Job:
Give the data below again exactly as written, without its pictures.

(Stored data)
....

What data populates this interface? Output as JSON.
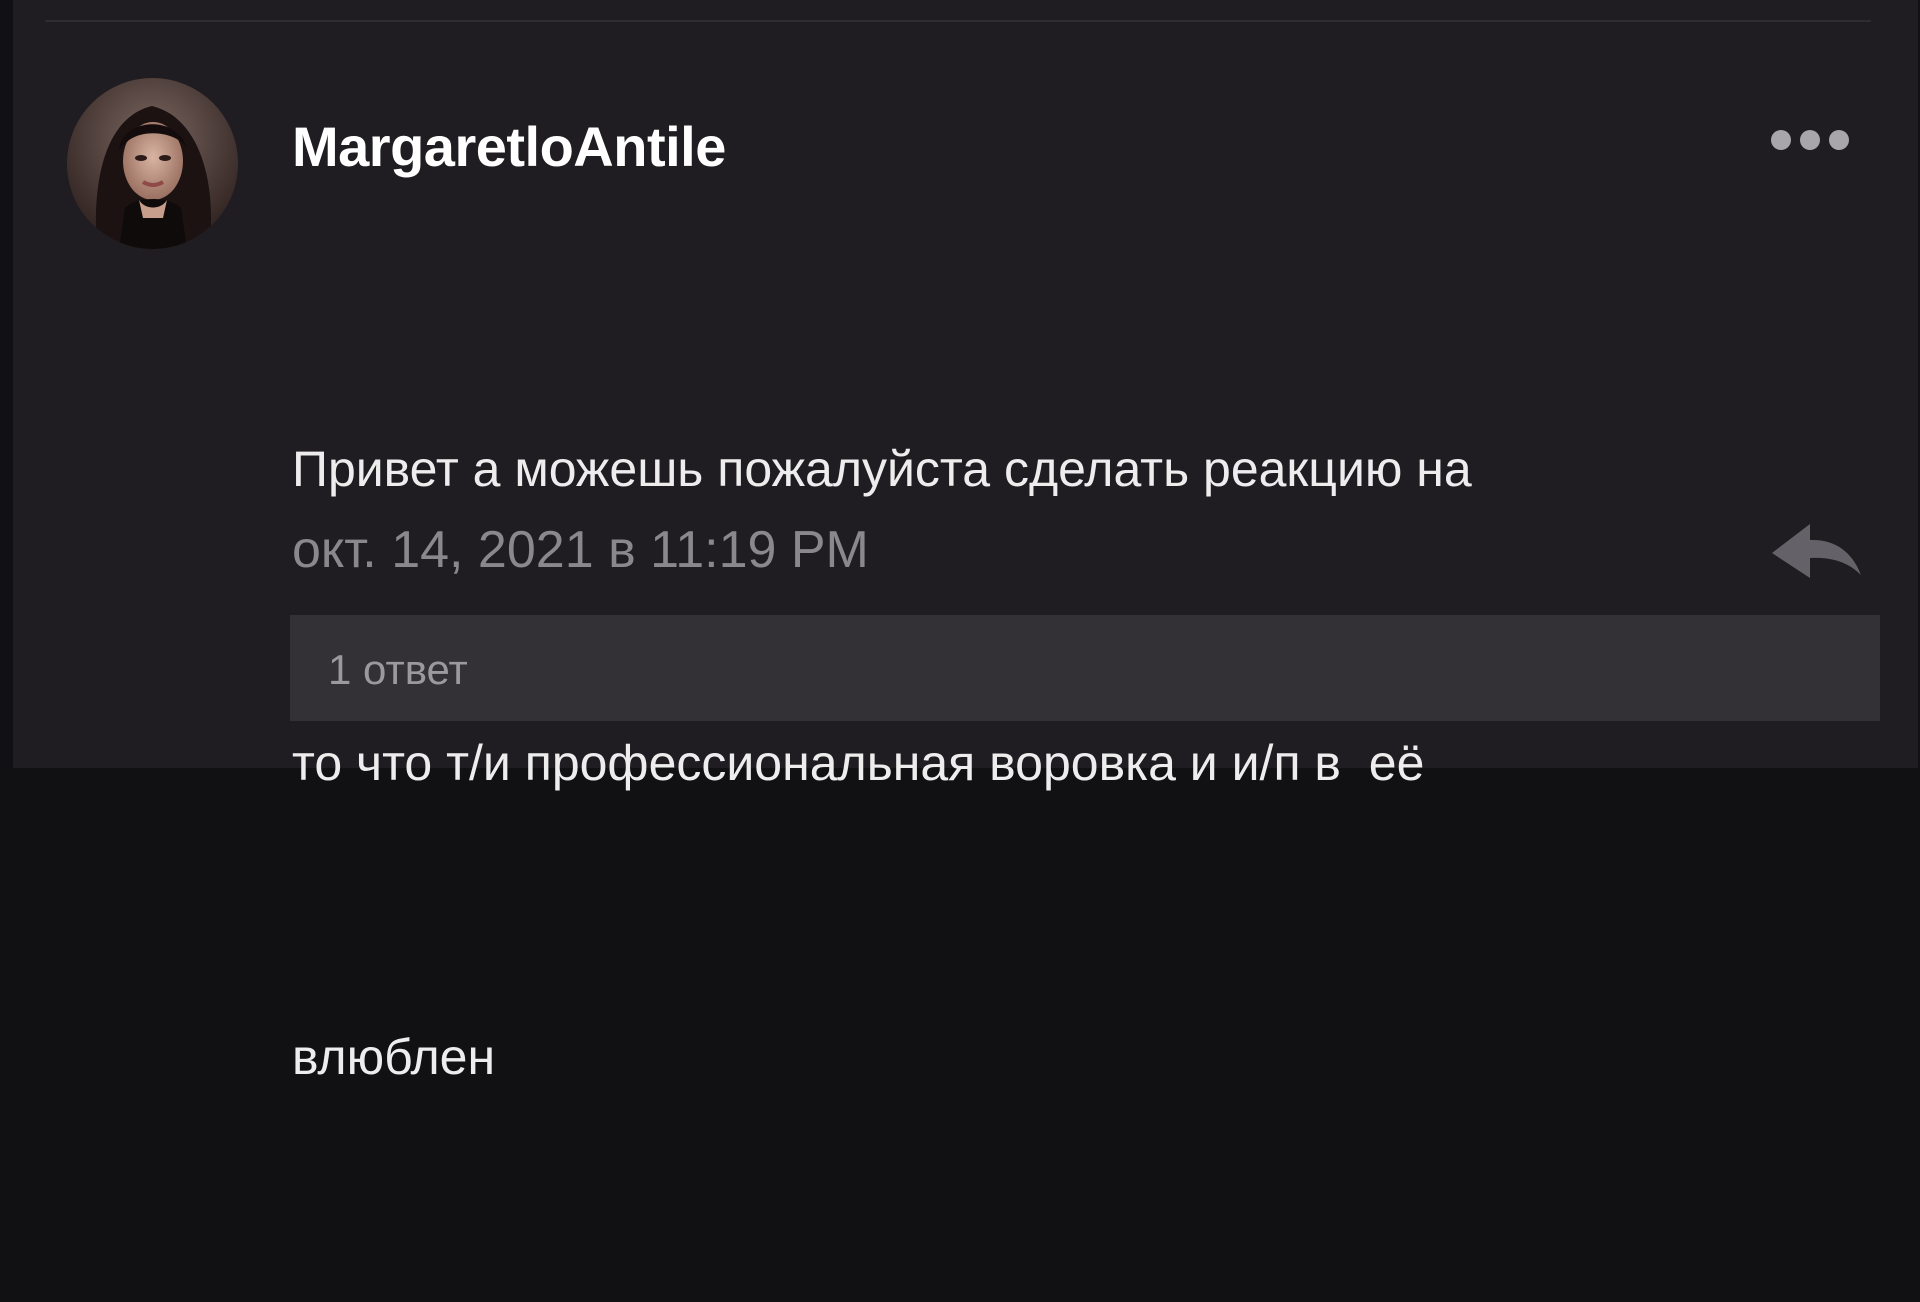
{
  "comment": {
    "username": "MargaretloAntile",
    "avatar_icon": "user-avatar-photo",
    "more_icon": "more-dots-icon",
    "message_lines": [
      "Привет а можешь пожалуйста сделать реакцию на",
      "то что т/и профессиональная воровка и и/п в  её",
      "влюблен"
    ],
    "timestamp": "окт. 14, 2021 в 11:19 PM",
    "reply_icon": "reply-arrow-icon",
    "replies_label": "1 ответ"
  },
  "colors": {
    "background": "#111113",
    "card": "#1f1d21",
    "username": "#ffffff",
    "message": "#ededee",
    "muted": "#8a888d",
    "replies_bar": "#333136"
  }
}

....

Output of the exercise:
What data populates this interface? Output as JSON.
{
  "comment": {
    "username": "MargaretloAntile",
    "avatar_icon": "user-avatar-photo",
    "more_icon": "more-dots-icon",
    "message_lines": [
      "Привет а можешь пожалуйста сделать реакцию на",
      "то что т/и профессиональная воровка и и/п в  её",
      "влюблен"
    ],
    "timestamp": "окт. 14, 2021 в 11:19 PM",
    "reply_icon": "reply-arrow-icon",
    "replies_label": "1 ответ"
  },
  "colors": {
    "background": "#111113",
    "card": "#1f1d21",
    "username": "#ffffff",
    "message": "#ededee",
    "muted": "#8a888d",
    "replies_bar": "#333136"
  }
}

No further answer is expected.